• [Dataset entries]
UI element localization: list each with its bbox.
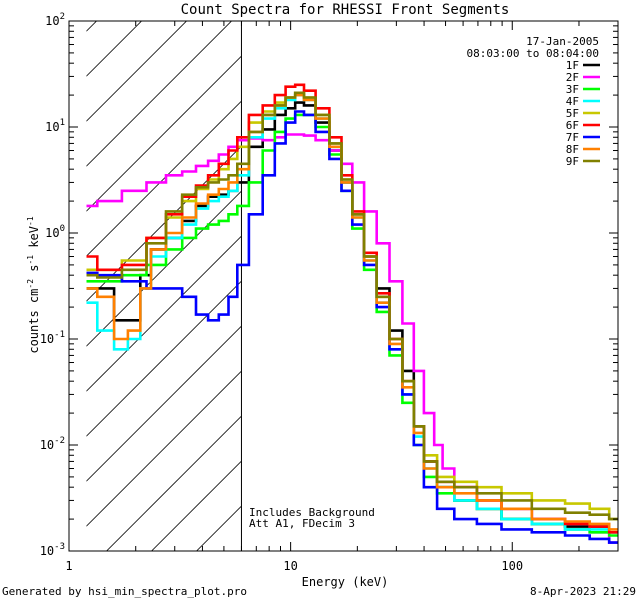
hatch-line bbox=[86, 21, 143, 77]
y-tick-label: 102 bbox=[45, 12, 65, 28]
y-tick-label: 10-3 bbox=[40, 542, 65, 558]
legend-label-7F: 7F bbox=[566, 131, 579, 144]
legend-label-6F: 6F bbox=[566, 119, 579, 132]
legend-label-4F: 4F bbox=[566, 95, 579, 108]
y-tick-label: 10-1 bbox=[40, 330, 65, 346]
y-tick-label: 101 bbox=[45, 118, 65, 134]
legend-label-9F: 9F bbox=[566, 155, 579, 168]
series-line-9F bbox=[86, 91, 618, 521]
legend-label-2F: 2F bbox=[566, 71, 579, 84]
legend-label-5F: 5F bbox=[566, 107, 579, 120]
date-label: 17-Jan-2005 bbox=[526, 35, 599, 48]
hatch-line bbox=[86, 190, 242, 347]
axis-layer: 1 10 100 10-3 10-2 10-1 100 101 102 bbox=[40, 12, 619, 573]
hatch-line bbox=[86, 325, 242, 482]
y-tick-label: 100 bbox=[45, 224, 65, 240]
excluded-energy-hatch bbox=[86, 21, 242, 551]
footer-generated-by: Generated by hsi_min_spectra_plot.pro bbox=[2, 585, 247, 598]
time-range-label: 08:03:00 to 08:04:00 bbox=[467, 47, 599, 60]
legend-label-1F: 1F bbox=[566, 59, 579, 72]
series-layer bbox=[86, 83, 618, 544]
y-axis-label: counts cm-2 s-1 keV-1 bbox=[26, 216, 41, 353]
legend-label-8F: 8F bbox=[566, 143, 579, 156]
legend-label-3F: 3F bbox=[566, 83, 579, 96]
hatch-line bbox=[86, 21, 233, 167]
attenuator-note: Att A1, FDecim 3 bbox=[249, 517, 355, 530]
x-tick-label: 1 bbox=[65, 559, 72, 573]
background-note: Includes Background bbox=[249, 506, 375, 519]
hatch-line bbox=[86, 21, 188, 122]
x-tick-label: 10 bbox=[283, 559, 297, 573]
footer-timestamp: 8-Apr-2023 21:29 bbox=[530, 585, 636, 598]
x-tick-label: 100 bbox=[501, 559, 523, 573]
series-line-8F bbox=[86, 93, 618, 531]
hatch-line bbox=[86, 145, 242, 302]
y-tick-label: 10-2 bbox=[40, 436, 65, 452]
chart-title: Count Spectra for RHESSI Front Segments bbox=[181, 2, 510, 18]
x-axis-label: Energy (keV) bbox=[302, 575, 389, 589]
plot-frame bbox=[68, 20, 619, 552]
hatch-line bbox=[86, 235, 242, 392]
hatch-line bbox=[86, 370, 242, 527]
hatch-line bbox=[106, 415, 242, 551]
hatch-line bbox=[86, 100, 242, 257]
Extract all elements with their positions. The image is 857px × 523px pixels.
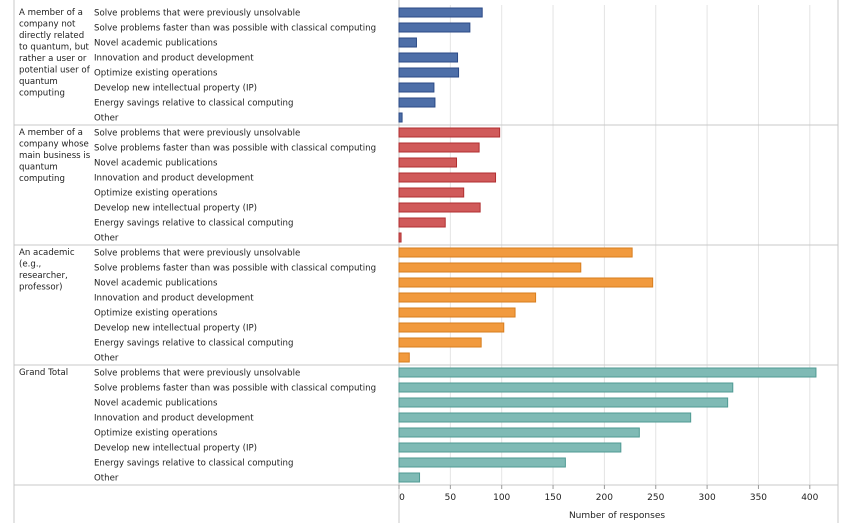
category-label: Solve problems faster than was possible … bbox=[94, 144, 376, 154]
bar bbox=[398, 322, 505, 333]
group-label-line: quantum bbox=[19, 163, 58, 173]
bar bbox=[398, 112, 403, 123]
category-label: Solve problems faster than was possible … bbox=[94, 264, 376, 274]
category-label: Solve problems that were previously unso… bbox=[94, 9, 300, 19]
group-label-line: to quantum, but bbox=[19, 43, 90, 53]
x-tick-label: 100 bbox=[493, 493, 510, 503]
x-tick-label: 250 bbox=[647, 493, 664, 503]
bar bbox=[398, 382, 734, 393]
bar bbox=[398, 337, 482, 348]
category-label: Novel academic publications bbox=[94, 399, 218, 409]
x-tick-label: 350 bbox=[750, 493, 767, 503]
group-label-line: quantum bbox=[19, 77, 58, 87]
bar bbox=[398, 367, 817, 378]
category-label: Develop new intellectual property (IP) bbox=[94, 444, 257, 454]
category-label: Energy savings relative to classical com… bbox=[94, 99, 293, 109]
x-tick-label: 200 bbox=[596, 493, 613, 503]
category-label: Novel academic publications bbox=[94, 279, 218, 289]
bar bbox=[398, 232, 402, 243]
category-label: Solve problems faster than was possible … bbox=[94, 24, 376, 34]
bar bbox=[398, 142, 480, 153]
category-label: Innovation and product development bbox=[94, 54, 254, 64]
group-label-line: company not bbox=[19, 20, 76, 30]
x-tick-label: 50 bbox=[445, 493, 457, 503]
x-axis-title: Number of responses bbox=[569, 511, 665, 521]
bar bbox=[398, 217, 446, 228]
category-label: Novel academic publications bbox=[94, 39, 218, 49]
bar bbox=[398, 52, 459, 63]
group-label-line: main business is bbox=[19, 151, 91, 161]
category-label: Solve problems that were previously unso… bbox=[94, 249, 300, 259]
group-label-line: computing bbox=[19, 89, 65, 99]
group-label-line: directly related bbox=[19, 31, 84, 41]
bar bbox=[398, 97, 436, 108]
category-label: Other bbox=[94, 354, 119, 364]
x-tick-label: 400 bbox=[801, 493, 818, 503]
bar bbox=[398, 172, 497, 183]
group-label-line: (e.g., bbox=[19, 260, 41, 270]
category-label: Optimize existing operations bbox=[94, 189, 218, 199]
bar bbox=[398, 307, 516, 318]
category-label: Novel academic publications bbox=[94, 159, 218, 169]
bar bbox=[398, 352, 410, 363]
bar bbox=[398, 247, 633, 258]
x-tick-label: 0 bbox=[399, 493, 405, 503]
category-label: Optimize existing operations bbox=[94, 69, 218, 79]
category-label: Develop new intellectual property (IP) bbox=[94, 204, 257, 214]
bar bbox=[398, 472, 421, 483]
bar bbox=[398, 397, 729, 408]
category-label: Optimize existing operations bbox=[94, 429, 218, 439]
category-label: Develop new intellectual property (IP) bbox=[94, 84, 257, 94]
bar bbox=[398, 157, 458, 168]
bar bbox=[398, 202, 481, 213]
group-label-line: Grand Total bbox=[19, 368, 68, 378]
bar bbox=[398, 442, 622, 453]
group-label-line: researcher, bbox=[19, 271, 68, 281]
group-label-line: company whose bbox=[19, 140, 89, 150]
group-label-line: professor) bbox=[19, 283, 62, 293]
category-label: Develop new intellectual property (IP) bbox=[94, 324, 257, 334]
category-label: Innovation and product development bbox=[94, 414, 254, 424]
group-label-line: rather a user or bbox=[19, 54, 87, 64]
x-tick-label: 150 bbox=[544, 493, 561, 503]
bar bbox=[398, 427, 640, 438]
category-label: Other bbox=[94, 474, 119, 484]
group-label-line: computing bbox=[19, 174, 65, 184]
group-label-line: A member of a bbox=[19, 8, 83, 18]
category-label: Other bbox=[94, 114, 119, 124]
category-label: Optimize existing operations bbox=[94, 309, 218, 319]
category-label: Solve problems that were previously unso… bbox=[94, 369, 300, 379]
category-label: Energy savings relative to classical com… bbox=[94, 339, 293, 349]
bar bbox=[398, 37, 417, 48]
bar bbox=[398, 292, 537, 303]
category-label: Solve problems faster than was possible … bbox=[94, 384, 376, 394]
group-label-line: potential user of bbox=[19, 66, 91, 76]
group-label-line: A member of a bbox=[19, 128, 83, 138]
category-label: Solve problems that were previously unso… bbox=[94, 129, 300, 139]
bar bbox=[398, 187, 465, 198]
category-label: Other bbox=[94, 234, 119, 244]
bar bbox=[398, 262, 582, 273]
bar bbox=[398, 22, 471, 33]
bar bbox=[398, 277, 654, 288]
category-labels: Solve problems that were previously unso… bbox=[94, 9, 376, 484]
category-label: Innovation and product development bbox=[94, 294, 254, 304]
bar bbox=[398, 127, 501, 138]
x-axis-ticks: 0 50 100 150 200 250 300 350 400 bbox=[398, 485, 819, 503]
group-label-line: An academic bbox=[19, 248, 75, 258]
bar bbox=[398, 457, 566, 468]
category-label: Innovation and product development bbox=[94, 174, 254, 184]
bar bbox=[398, 7, 483, 18]
bar bbox=[398, 67, 460, 78]
bars bbox=[398, 7, 817, 483]
x-tick-label: 300 bbox=[699, 493, 716, 503]
category-label: Energy savings relative to classical com… bbox=[94, 219, 293, 229]
bar bbox=[398, 82, 435, 93]
bar bbox=[398, 412, 692, 423]
category-label: Energy savings relative to classical com… bbox=[94, 459, 293, 469]
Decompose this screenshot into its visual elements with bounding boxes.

• [Task directions] Please copy the lines of the entries from the one containing "144, 376, 154]" through the one containing "category-label: Other bbox=[94, 354, 119, 364]", both included, without changing anything.

• [Complete response]
category-label: Solve problems faster than was possible … bbox=[94, 144, 376, 154]
bar bbox=[398, 322, 505, 333]
group-label-line: quantum bbox=[19, 163, 58, 173]
bar bbox=[398, 112, 403, 123]
category-label: Solve problems faster than was possible … bbox=[94, 264, 376, 274]
category-label: Solve problems that were previously unso… bbox=[94, 9, 300, 19]
group-label-line: to quantum, but bbox=[19, 43, 90, 53]
x-tick-label: 100 bbox=[493, 493, 510, 503]
x-tick-label: 250 bbox=[647, 493, 664, 503]
bar bbox=[398, 382, 734, 393]
bar bbox=[398, 337, 482, 348]
category-label: Novel academic publications bbox=[94, 399, 218, 409]
x-tick-label: 350 bbox=[750, 493, 767, 503]
group-label-line: quantum bbox=[19, 77, 58, 87]
bar bbox=[398, 367, 817, 378]
category-label: Develop new intellectual property (IP) bbox=[94, 444, 257, 454]
category-label: Energy savings relative to classical com… bbox=[94, 99, 293, 109]
x-tick-label: 200 bbox=[596, 493, 613, 503]
category-label: Novel academic publications bbox=[94, 279, 218, 289]
bar bbox=[398, 232, 402, 243]
category-label: Solve problems faster than was possible … bbox=[94, 24, 376, 34]
bar bbox=[398, 142, 480, 153]
category-label: Innovation and product development bbox=[94, 54, 254, 64]
group-label-line: company not bbox=[19, 20, 76, 30]
x-tick-label: 50 bbox=[445, 493, 457, 503]
x-axis-title: Number of responses bbox=[569, 511, 665, 521]
bar bbox=[398, 217, 446, 228]
category-label: Novel academic publications bbox=[94, 39, 218, 49]
bar bbox=[398, 52, 459, 63]
group-label-line: main business is bbox=[19, 151, 91, 161]
category-label: Solve problems that were previously unso… bbox=[94, 249, 300, 259]
group-label-line: computing bbox=[19, 89, 65, 99]
group-label-line: directly related bbox=[19, 31, 84, 41]
bar bbox=[398, 97, 436, 108]
category-label: Other bbox=[94, 354, 119, 364]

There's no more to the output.